### [MATERIAL FOR THIS TASK]
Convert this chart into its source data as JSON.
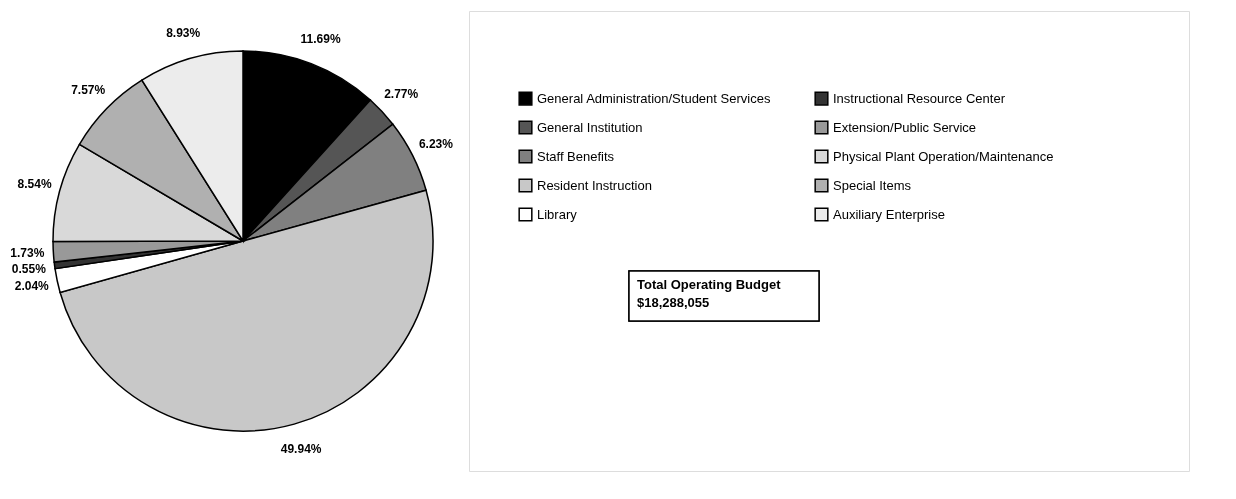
{
  "chart_data": {
    "type": "pie",
    "categories": [
      "General Administration/Student Services",
      "General Institution",
      "Staff Benefits",
      "Resident Instruction",
      "Library",
      "Instructional Resource Center",
      "Extension/Public Service",
      "Physical Plant Operation/Maintenance",
      "Special Items",
      "Auxiliary Enterprise"
    ],
    "values": [
      11.69,
      2.77,
      6.23,
      49.94,
      2.04,
      0.55,
      1.73,
      8.54,
      7.57,
      8.93
    ],
    "value_labels": [
      "11.69%",
      "2.77%",
      "6.23%",
      "49.94%",
      "2.04%",
      "0.55%",
      "1.73%",
      "8.54%",
      "7.57%",
      "8.93%"
    ],
    "colors": [
      "#000000",
      "#555555",
      "#808080",
      "#c8c8c8",
      "#ffffff",
      "#333333",
      "#999999",
      "#d9d9d9",
      "#b0b0b0",
      "#ececec"
    ],
    "legend": "right",
    "annotations": [
      "Total Operating Budget",
      "$18,288,055"
    ]
  }
}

### [WHAT THIS TASK INVOLVES]
Return all of the entries exactly as written, but drop any pictures they hold.

### [EXPECTED ANSWER]
Convert this chart into its source data as JSON.
{
  "chart_data": {
    "type": "pie",
    "categories": [
      "General Administration/Student Services",
      "General Institution",
      "Staff Benefits",
      "Resident Instruction",
      "Library",
      "Instructional Resource Center",
      "Extension/Public Service",
      "Physical Plant Operation/Maintenance",
      "Special Items",
      "Auxiliary Enterprise"
    ],
    "values": [
      11.69,
      2.77,
      6.23,
      49.94,
      2.04,
      0.55,
      1.73,
      8.54,
      7.57,
      8.93
    ],
    "value_labels": [
      "11.69%",
      "2.77%",
      "6.23%",
      "49.94%",
      "2.04%",
      "0.55%",
      "1.73%",
      "8.54%",
      "7.57%",
      "8.93%"
    ],
    "colors": [
      "#000000",
      "#555555",
      "#808080",
      "#c8c8c8",
      "#ffffff",
      "#333333",
      "#999999",
      "#d9d9d9",
      "#b0b0b0",
      "#ececec"
    ],
    "legend": "right",
    "annotations": [
      "Total Operating Budget",
      "$18,288,055"
    ]
  }
}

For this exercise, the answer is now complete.